#### DATI FORNITI:
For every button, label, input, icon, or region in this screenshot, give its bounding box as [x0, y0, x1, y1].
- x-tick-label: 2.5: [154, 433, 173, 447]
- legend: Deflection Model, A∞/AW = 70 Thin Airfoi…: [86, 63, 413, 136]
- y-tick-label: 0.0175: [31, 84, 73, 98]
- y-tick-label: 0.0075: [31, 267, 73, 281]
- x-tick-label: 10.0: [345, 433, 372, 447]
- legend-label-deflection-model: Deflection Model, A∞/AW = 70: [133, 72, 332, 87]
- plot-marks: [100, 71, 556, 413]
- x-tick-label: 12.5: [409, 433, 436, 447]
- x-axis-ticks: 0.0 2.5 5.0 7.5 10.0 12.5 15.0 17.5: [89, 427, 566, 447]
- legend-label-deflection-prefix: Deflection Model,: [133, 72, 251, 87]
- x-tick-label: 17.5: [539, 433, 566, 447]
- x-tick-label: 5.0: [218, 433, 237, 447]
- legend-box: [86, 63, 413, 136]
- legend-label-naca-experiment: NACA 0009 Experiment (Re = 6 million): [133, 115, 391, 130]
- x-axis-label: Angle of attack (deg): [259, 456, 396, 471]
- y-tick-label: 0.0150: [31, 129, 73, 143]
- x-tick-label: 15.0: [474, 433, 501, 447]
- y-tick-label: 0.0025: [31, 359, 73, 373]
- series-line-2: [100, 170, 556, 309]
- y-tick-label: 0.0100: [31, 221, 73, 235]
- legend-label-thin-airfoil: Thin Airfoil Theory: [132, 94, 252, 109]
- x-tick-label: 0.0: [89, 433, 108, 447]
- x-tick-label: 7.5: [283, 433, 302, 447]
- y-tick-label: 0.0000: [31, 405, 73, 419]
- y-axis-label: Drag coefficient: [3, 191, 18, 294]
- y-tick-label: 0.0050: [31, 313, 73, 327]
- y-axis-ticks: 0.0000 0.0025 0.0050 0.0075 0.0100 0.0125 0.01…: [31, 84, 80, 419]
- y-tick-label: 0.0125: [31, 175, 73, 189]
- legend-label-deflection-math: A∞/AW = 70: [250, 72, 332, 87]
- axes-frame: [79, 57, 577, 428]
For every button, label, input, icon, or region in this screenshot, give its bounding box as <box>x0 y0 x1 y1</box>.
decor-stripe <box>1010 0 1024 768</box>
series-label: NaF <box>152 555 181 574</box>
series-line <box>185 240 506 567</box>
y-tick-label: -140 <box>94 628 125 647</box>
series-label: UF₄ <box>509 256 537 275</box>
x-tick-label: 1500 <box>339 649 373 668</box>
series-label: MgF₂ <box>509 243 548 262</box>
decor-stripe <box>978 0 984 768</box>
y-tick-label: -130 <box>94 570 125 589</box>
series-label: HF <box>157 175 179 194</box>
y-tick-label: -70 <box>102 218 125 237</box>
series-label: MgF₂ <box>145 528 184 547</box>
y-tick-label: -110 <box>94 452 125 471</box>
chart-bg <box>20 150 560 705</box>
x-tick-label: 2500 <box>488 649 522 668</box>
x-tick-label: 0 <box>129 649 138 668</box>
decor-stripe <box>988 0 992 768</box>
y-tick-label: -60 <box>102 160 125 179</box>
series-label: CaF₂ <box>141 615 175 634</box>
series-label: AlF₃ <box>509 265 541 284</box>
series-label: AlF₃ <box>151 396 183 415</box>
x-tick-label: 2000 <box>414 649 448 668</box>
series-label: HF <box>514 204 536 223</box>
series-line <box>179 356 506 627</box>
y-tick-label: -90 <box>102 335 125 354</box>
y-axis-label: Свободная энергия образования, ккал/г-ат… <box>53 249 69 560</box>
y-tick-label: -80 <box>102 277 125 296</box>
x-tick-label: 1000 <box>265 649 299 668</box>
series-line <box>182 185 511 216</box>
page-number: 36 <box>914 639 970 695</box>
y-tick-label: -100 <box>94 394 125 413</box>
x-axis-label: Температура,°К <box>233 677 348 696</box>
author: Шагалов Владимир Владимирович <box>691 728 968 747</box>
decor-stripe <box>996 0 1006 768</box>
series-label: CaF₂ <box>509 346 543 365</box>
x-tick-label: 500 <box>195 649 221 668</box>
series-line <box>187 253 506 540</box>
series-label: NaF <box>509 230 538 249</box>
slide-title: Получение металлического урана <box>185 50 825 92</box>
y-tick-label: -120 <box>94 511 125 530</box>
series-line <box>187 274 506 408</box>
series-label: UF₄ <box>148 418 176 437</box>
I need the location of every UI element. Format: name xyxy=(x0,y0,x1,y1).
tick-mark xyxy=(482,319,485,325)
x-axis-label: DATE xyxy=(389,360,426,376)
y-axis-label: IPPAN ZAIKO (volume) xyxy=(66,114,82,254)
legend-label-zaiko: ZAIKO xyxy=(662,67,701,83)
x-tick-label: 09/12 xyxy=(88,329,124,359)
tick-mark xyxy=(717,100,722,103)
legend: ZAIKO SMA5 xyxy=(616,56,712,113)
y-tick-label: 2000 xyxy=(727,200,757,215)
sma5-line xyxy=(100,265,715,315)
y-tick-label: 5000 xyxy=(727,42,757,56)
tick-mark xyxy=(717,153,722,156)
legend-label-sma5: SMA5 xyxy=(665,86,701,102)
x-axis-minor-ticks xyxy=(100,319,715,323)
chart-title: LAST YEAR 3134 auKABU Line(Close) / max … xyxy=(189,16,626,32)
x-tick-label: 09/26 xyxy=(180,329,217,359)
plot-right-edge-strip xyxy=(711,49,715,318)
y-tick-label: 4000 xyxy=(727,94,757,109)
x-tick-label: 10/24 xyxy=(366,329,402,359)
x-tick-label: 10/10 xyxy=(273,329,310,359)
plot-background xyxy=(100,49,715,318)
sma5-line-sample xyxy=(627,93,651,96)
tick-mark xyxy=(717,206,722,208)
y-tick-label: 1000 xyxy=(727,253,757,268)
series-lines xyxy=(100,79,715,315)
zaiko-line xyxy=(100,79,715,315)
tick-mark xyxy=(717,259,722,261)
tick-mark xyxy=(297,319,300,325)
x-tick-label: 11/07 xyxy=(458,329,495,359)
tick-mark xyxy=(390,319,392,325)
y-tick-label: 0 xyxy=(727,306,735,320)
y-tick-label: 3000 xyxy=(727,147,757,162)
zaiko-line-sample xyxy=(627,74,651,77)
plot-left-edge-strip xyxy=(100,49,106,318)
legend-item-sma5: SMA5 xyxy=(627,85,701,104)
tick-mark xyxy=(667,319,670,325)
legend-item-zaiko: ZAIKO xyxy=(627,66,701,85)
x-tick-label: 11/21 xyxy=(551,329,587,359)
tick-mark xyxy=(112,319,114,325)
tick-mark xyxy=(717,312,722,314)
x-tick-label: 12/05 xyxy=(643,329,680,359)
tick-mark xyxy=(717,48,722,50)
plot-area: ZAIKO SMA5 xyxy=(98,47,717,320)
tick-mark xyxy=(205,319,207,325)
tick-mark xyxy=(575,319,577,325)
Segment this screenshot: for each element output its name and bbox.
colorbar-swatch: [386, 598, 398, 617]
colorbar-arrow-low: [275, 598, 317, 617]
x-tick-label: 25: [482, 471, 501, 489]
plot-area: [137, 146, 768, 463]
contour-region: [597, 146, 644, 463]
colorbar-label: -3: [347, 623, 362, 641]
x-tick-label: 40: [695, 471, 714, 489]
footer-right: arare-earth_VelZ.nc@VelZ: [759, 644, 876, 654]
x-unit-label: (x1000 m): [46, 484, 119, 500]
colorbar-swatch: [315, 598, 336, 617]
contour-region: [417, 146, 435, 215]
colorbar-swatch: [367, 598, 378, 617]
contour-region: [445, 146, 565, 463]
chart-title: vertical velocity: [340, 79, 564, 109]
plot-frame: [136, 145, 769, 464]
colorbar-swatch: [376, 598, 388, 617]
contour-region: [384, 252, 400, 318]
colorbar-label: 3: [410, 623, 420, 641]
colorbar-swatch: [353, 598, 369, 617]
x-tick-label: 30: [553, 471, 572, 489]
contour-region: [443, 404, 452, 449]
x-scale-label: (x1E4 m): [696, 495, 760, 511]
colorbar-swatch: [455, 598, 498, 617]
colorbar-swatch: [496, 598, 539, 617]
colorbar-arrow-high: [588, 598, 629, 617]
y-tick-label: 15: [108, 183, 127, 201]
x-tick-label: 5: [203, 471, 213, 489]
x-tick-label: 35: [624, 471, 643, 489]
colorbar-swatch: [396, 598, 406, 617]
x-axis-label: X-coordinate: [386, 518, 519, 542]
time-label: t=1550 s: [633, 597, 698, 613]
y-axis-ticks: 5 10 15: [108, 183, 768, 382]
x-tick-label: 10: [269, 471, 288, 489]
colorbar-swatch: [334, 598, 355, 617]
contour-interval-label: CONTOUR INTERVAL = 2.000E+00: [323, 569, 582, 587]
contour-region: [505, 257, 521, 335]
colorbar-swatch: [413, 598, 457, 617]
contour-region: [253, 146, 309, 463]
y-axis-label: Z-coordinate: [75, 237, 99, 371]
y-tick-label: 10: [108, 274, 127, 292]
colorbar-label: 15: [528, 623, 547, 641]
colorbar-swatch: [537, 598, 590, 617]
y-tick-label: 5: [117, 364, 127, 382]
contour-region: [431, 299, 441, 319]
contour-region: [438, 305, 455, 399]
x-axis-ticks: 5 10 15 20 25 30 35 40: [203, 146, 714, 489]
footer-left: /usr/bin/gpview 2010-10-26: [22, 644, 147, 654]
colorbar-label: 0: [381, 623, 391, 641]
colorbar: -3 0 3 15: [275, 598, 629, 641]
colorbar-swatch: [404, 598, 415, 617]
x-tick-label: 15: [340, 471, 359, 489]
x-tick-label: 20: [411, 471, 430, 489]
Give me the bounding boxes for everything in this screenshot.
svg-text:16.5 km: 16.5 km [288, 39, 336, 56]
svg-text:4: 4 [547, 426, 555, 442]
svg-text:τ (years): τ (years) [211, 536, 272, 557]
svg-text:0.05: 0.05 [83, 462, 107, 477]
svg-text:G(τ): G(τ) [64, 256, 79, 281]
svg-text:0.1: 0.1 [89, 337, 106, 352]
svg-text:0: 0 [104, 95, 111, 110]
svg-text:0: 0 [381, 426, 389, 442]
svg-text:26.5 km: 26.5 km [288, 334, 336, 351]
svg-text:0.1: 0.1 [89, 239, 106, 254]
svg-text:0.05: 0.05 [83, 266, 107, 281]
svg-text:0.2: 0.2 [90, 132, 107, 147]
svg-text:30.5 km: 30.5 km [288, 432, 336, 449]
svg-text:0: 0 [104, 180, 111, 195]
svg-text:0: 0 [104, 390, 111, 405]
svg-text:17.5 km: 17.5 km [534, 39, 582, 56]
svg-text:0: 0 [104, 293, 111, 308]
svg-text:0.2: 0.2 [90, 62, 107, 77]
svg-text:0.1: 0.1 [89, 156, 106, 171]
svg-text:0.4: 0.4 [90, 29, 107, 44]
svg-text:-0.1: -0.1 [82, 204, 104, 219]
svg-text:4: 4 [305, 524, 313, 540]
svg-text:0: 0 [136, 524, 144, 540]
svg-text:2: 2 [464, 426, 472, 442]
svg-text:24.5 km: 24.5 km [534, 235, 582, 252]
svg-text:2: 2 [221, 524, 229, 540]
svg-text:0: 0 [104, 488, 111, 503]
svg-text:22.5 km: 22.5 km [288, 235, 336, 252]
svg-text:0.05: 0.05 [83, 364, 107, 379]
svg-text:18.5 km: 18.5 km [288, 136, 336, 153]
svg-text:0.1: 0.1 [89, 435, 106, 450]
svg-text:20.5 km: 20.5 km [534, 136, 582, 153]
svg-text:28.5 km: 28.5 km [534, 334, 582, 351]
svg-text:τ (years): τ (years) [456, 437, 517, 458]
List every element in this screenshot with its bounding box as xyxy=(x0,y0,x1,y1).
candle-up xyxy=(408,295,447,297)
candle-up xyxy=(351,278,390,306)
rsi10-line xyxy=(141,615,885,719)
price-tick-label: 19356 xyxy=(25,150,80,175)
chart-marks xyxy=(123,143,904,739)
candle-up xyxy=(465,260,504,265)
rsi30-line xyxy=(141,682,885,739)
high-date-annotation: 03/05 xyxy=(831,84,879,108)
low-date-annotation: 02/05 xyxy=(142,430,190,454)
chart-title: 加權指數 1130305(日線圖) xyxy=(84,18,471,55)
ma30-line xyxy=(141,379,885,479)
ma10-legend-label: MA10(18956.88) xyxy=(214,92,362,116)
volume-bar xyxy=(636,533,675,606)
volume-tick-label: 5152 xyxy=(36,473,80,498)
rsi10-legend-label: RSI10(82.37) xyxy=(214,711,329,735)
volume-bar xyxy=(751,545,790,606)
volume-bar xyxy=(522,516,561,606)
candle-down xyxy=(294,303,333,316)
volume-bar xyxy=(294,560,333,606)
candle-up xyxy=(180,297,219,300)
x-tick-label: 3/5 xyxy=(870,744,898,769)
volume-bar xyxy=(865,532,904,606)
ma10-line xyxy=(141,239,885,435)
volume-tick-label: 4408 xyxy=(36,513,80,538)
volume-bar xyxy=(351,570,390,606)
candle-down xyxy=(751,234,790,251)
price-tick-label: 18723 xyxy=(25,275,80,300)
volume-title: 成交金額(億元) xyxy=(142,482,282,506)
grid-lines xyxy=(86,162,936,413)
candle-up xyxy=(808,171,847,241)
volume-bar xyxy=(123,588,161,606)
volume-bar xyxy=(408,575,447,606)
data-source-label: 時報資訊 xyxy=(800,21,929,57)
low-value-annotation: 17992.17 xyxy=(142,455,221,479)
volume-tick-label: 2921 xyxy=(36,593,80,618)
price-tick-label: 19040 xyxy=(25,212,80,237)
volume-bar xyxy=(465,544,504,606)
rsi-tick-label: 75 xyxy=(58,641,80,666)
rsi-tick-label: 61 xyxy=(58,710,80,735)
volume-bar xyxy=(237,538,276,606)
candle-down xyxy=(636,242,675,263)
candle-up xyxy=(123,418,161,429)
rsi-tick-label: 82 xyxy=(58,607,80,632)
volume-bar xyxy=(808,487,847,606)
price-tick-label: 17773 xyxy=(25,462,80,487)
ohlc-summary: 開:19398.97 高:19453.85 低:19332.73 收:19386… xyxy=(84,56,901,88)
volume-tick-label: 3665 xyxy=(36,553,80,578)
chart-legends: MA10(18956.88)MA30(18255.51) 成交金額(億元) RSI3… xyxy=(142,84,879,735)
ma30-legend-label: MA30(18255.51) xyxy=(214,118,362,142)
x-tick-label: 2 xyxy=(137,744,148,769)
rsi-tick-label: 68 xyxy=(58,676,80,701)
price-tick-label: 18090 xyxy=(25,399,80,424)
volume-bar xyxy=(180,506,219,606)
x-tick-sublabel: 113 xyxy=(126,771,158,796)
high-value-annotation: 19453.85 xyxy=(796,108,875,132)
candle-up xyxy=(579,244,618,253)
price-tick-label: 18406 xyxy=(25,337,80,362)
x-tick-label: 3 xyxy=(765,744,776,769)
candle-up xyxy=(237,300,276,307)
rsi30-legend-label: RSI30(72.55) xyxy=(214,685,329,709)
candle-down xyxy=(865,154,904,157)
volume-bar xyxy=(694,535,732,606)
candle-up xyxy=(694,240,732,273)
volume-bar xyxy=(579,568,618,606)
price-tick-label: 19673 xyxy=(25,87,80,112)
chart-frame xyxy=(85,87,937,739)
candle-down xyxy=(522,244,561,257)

#### COMPITO BREVE:
Per favore, restituisci senza alcuna modifica le righe dei record a partire dalla prima e proseguendo fino alla riga che contiene "- x-tick-label: 17.5: [539, 433, 566, 447]", entrambe incluse.

#### RISULTATO DELL'ESERCIZIO:
For every button, label, input, icon, or region in this screenshot, give its bounding box as [x0, y0, x1, y1].
- x-tick-label: 2.5: [154, 433, 173, 447]
- legend: Deflection Model, A∞/AW = 70 Thin Airfoi…: [86, 63, 413, 136]
- y-tick-label: 0.0175: [31, 84, 73, 98]
- y-tick-label: 0.0075: [31, 267, 73, 281]
- x-tick-label: 10.0: [345, 433, 372, 447]
- legend-label-deflection-model: Deflection Model, A∞/AW = 70: [133, 72, 332, 87]
- plot-marks: [100, 71, 556, 413]
- x-tick-label: 12.5: [409, 433, 436, 447]
- x-axis-ticks: 0.0 2.5 5.0 7.5 10.0 12.5 15.0 17.5: [89, 427, 566, 447]
- legend-label-deflection-prefix: Deflection Model,: [133, 72, 251, 87]
- x-tick-label: 17.5: [539, 433, 566, 447]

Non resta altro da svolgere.